TASK DESCRIPTION: Every line that holds "работа" should be shown.

--- ROWS ---

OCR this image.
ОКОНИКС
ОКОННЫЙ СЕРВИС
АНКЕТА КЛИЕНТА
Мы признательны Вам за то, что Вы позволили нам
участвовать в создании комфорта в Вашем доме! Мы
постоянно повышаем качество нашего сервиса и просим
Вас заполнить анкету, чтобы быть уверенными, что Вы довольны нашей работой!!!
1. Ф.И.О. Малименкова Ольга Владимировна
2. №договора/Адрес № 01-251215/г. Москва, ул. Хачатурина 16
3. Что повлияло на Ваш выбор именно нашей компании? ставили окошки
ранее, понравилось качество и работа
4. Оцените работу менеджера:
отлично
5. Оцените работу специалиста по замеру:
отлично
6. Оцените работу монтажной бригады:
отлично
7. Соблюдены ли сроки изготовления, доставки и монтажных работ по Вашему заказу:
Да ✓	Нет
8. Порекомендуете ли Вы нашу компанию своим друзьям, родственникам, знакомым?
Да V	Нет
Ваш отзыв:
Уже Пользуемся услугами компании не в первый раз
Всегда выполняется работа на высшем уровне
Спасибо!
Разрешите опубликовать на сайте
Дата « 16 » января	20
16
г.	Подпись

---

ANSWER FOR THE TASK:
ранее, понравилось качество и работа
Всегда выполняется работа на высшем уровне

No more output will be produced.